= WHAT YOU WILL DO =
Every record must appear in your copy exactly as written, with no pictures.

◆ ◆ ◆

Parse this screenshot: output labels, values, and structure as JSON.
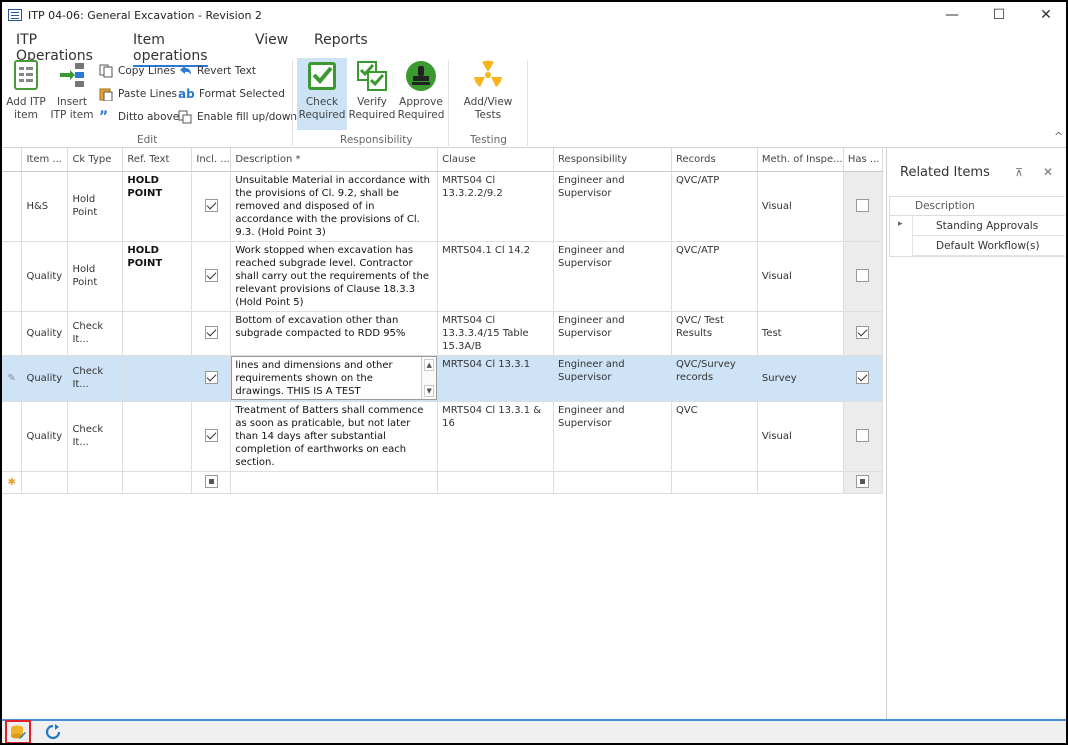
{
  "window": {
    "title": "ITP 04-06: General Excavation - Revision 2",
    "minimize": "—",
    "maximize": "☐",
    "close": "✕"
  },
  "tabs": [
    {
      "label": "ITP Operations",
      "active": false
    },
    {
      "label": "Item operations",
      "active": true
    },
    {
      "label": "View",
      "active": false
    },
    {
      "label": "Reports",
      "active": false
    }
  ],
  "ribbon": {
    "add_itp_item": "Add ITP\nitem",
    "insert_itp_item": "Insert\nITP item",
    "copy_lines": "Copy Lines",
    "paste_lines": "Paste Lines",
    "ditto_above": "Ditto above",
    "revert_text": "Revert Text",
    "format_selected": "Format Selected",
    "enable_fill": "Enable fill up/down",
    "edit_group": "Edit",
    "check_required": "Check\nRequired",
    "verify_required": "Verify\nRequired",
    "approve_required": "Approve\nRequired",
    "responsibility_group": "Responsibility",
    "add_view_tests": "Add/View\nTests",
    "testing_group": "Testing",
    "collapse_glyph": "^"
  },
  "grid": {
    "columns": [
      "Item ...",
      "Ck Type",
      "Ref. Text",
      "Incl. ...",
      "Description *",
      "Clause",
      "Responsibility",
      "Records",
      "Meth. of Inspe...",
      "Has ..."
    ],
    "rows": [
      {
        "item": "H&S",
        "ck_type": "Hold Point",
        "ref": "HOLD POINT",
        "incl": true,
        "description": "Unsuitable Material in accordance with the provisions of Cl. 9.2, shall be removed and disposed of in accordance with the provisions of Cl. 9.3. (Hold Point 3)",
        "clause": "MRTS04 Cl 13.3.2.2/9.2",
        "responsibility": "Engineer and Supervisor",
        "records": "QVC/ATP",
        "method": "Visual",
        "has": false
      },
      {
        "item": "Quality",
        "ck_type": "Hold Point",
        "ref": "HOLD POINT",
        "incl": true,
        "description": "Work stopped when excavation has reached subgrade level. Contractor shall carry out the requirements of the relevant provisions of Clause 18.3.3 (Hold Point 5)",
        "clause": "MRTS04.1 Cl 14.2",
        "responsibility": "Engineer and Supervisor",
        "records": "QVC/ATP",
        "method": "Visual",
        "has": false
      },
      {
        "item": "Quality",
        "ck_type": "Check It...",
        "ref": "",
        "incl": true,
        "description": "Bottom of excavation other than subgrade compacted to RDD 95%",
        "clause": "MRTS04 Cl 13.3.3.4/15 Table 15.3A/B",
        "responsibility": "Engineer and Supervisor",
        "records": "QVC/ Test Results",
        "method": "Test",
        "has": true
      },
      {
        "item": "Quality",
        "ck_type": "Check It...",
        "ref": "",
        "incl": true,
        "description": "lines and dimensions and other requirements shown on the drawings. THIS IS A TEST",
        "clause": "MRTS04 Cl 13.3.1",
        "responsibility": "Engineer and Supervisor",
        "records": "QVC/Survey records",
        "method": "Survey",
        "has": true
      },
      {
        "item": "Quality",
        "ck_type": "Check It...",
        "ref": "",
        "incl": true,
        "description": "Treatment of Batters shall commence as soon as praticable, but not later than 14 days after substantial completion of earthworks on each section.",
        "clause": "MRTS04 Cl 13.3.1 & 16",
        "responsibility": "Engineer and Supervisor",
        "records": "QVC",
        "method": "Visual",
        "has": false
      }
    ],
    "edit_glyph": "✎",
    "new_row_glyph": "✱"
  },
  "related": {
    "title": "Related Items",
    "pin": "⊼",
    "close": "✕",
    "column": "Description",
    "expand_glyph": "▸",
    "items": [
      "Standing Approvals",
      "Default Workflow(s)"
    ]
  },
  "colors": {
    "accent": "#2b79d0",
    "selected_row": "#cfe3f6",
    "green": "#3a9a2f",
    "testing_yellow": "#f6b51a"
  }
}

◆ ◆ ◆

= REPLY TO THE EXERCISE =
Parse this screenshot: output labels, values, and structure as JSON.
{
  "window": {
    "title": "ITP 04-06: General Excavation - Revision 2",
    "minimize": "—",
    "maximize": "☐",
    "close": "✕"
  },
  "tabs": [
    {
      "label": "ITP Operations",
      "active": false
    },
    {
      "label": "Item operations",
      "active": true
    },
    {
      "label": "View",
      "active": false
    },
    {
      "label": "Reports",
      "active": false
    }
  ],
  "ribbon": {
    "add_itp_item": "Add ITP\nitem",
    "insert_itp_item": "Insert\nITP item",
    "copy_lines": "Copy Lines",
    "paste_lines": "Paste Lines",
    "ditto_above": "Ditto above",
    "revert_text": "Revert Text",
    "format_selected": "Format Selected",
    "enable_fill": "Enable fill up/down",
    "edit_group": "Edit",
    "check_required": "Check\nRequired",
    "verify_required": "Verify\nRequired",
    "approve_required": "Approve\nRequired",
    "responsibility_group": "Responsibility",
    "add_view_tests": "Add/View\nTests",
    "testing_group": "Testing",
    "collapse_glyph": "^"
  },
  "grid": {
    "columns": [
      "Item ...",
      "Ck Type",
      "Ref. Text",
      "Incl. ...",
      "Description *",
      "Clause",
      "Responsibility",
      "Records",
      "Meth. of Inspe...",
      "Has ..."
    ],
    "rows": [
      {
        "item": "H&S",
        "ck_type": "Hold Point",
        "ref": "HOLD POINT",
        "incl": true,
        "description": "Unsuitable Material in accordance with the provisions of Cl. 9.2, shall be removed and disposed of in accordance with the provisions of Cl. 9.3. (Hold Point 3)",
        "clause": "MRTS04 Cl 13.3.2.2/9.2",
        "responsibility": "Engineer and Supervisor",
        "records": "QVC/ATP",
        "method": "Visual",
        "has": false
      },
      {
        "item": "Quality",
        "ck_type": "Hold Point",
        "ref": "HOLD POINT",
        "incl": true,
        "description": "Work stopped when excavation has reached subgrade level. Contractor shall carry out the requirements of the relevant provisions of Clause 18.3.3 (Hold Point 5)",
        "clause": "MRTS04.1 Cl 14.2",
        "responsibility": "Engineer and Supervisor",
        "records": "QVC/ATP",
        "method": "Visual",
        "has": false
      },
      {
        "item": "Quality",
        "ck_type": "Check It...",
        "ref": "",
        "incl": true,
        "description": "Bottom of excavation other than subgrade compacted to RDD 95%",
        "clause": "MRTS04 Cl 13.3.3.4/15 Table 15.3A/B",
        "responsibility": "Engineer and Supervisor",
        "records": "QVC/ Test Results",
        "method": "Test",
        "has": true
      },
      {
        "item": "Quality",
        "ck_type": "Check It...",
        "ref": "",
        "incl": true,
        "description": "lines and dimensions and other requirements shown on the drawings. THIS IS A TEST",
        "clause": "MRTS04 Cl 13.3.1",
        "responsibility": "Engineer and Supervisor",
        "records": "QVC/Survey records",
        "method": "Survey",
        "has": true
      },
      {
        "item": "Quality",
        "ck_type": "Check It...",
        "ref": "",
        "incl": true,
        "description": "Treatment of Batters shall commence as soon as praticable, but not later than 14 days after substantial completion of earthworks on each section.",
        "clause": "MRTS04 Cl 13.3.1 & 16",
        "responsibility": "Engineer and Supervisor",
        "records": "QVC",
        "method": "Visual",
        "has": false
      }
    ],
    "edit_glyph": "✎",
    "new_row_glyph": "✱"
  },
  "related": {
    "title": "Related Items",
    "pin": "⊼",
    "close": "✕",
    "column": "Description",
    "expand_glyph": "▸",
    "items": [
      "Standing Approvals",
      "Default Workflow(s)"
    ]
  },
  "colors": {
    "accent": "#2b79d0",
    "selected_row": "#cfe3f6",
    "green": "#3a9a2f",
    "testing_yellow": "#f6b51a"
  }
}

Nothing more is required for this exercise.